**PROVIDED MATERIAL:**
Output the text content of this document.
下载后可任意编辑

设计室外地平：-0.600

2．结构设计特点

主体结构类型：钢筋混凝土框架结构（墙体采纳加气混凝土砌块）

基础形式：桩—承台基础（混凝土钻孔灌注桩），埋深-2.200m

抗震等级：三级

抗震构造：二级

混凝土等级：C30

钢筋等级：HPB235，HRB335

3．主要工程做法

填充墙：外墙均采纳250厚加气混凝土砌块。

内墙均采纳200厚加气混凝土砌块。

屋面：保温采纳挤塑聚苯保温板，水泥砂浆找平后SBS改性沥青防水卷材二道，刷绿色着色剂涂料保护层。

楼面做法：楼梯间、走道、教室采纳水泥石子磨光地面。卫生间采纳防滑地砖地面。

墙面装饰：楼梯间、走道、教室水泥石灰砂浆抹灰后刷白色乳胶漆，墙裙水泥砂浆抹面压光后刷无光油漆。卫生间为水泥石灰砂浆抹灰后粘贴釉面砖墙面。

**SET TASK:**
Output all preceding records character for character.

**ANSWER TO THIS EXERCISE:**
Output the text content of this document.
下载后可任意编辑

设计室外地平：-0.600

2．结构设计特点

主体结构类型：钢筋混凝土框架结构（墙体采纳加气混凝土砌块）

基础形式：桩—承台基础（混凝土钻孔灌注桩），埋深-2.200m

抗震等级：三级

抗震构造：二级

混凝土等级：C30

钢筋等级：HPB235，HRB335

3．主要工程做法

填充墙：外墙均采纳250厚加气混凝土砌块。

内墙均采纳200厚加气混凝土砌块。

屋面：保温采纳挤塑聚苯保温板，水泥砂浆找平后SBS改性沥青防水卷材二道，刷绿色着色剂涂料保护层。

楼面做法：楼梯间、走道、教室采纳水泥石子磨光地面。卫生间采纳防滑地砖地面。

墙面装饰：楼梯间、走道、教室水泥石灰砂浆抹灰后刷白色乳胶漆，墙裙水泥砂浆抹面压光后刷无光油漆。卫生间为水泥石灰砂浆抹灰后粘贴釉面砖墙面。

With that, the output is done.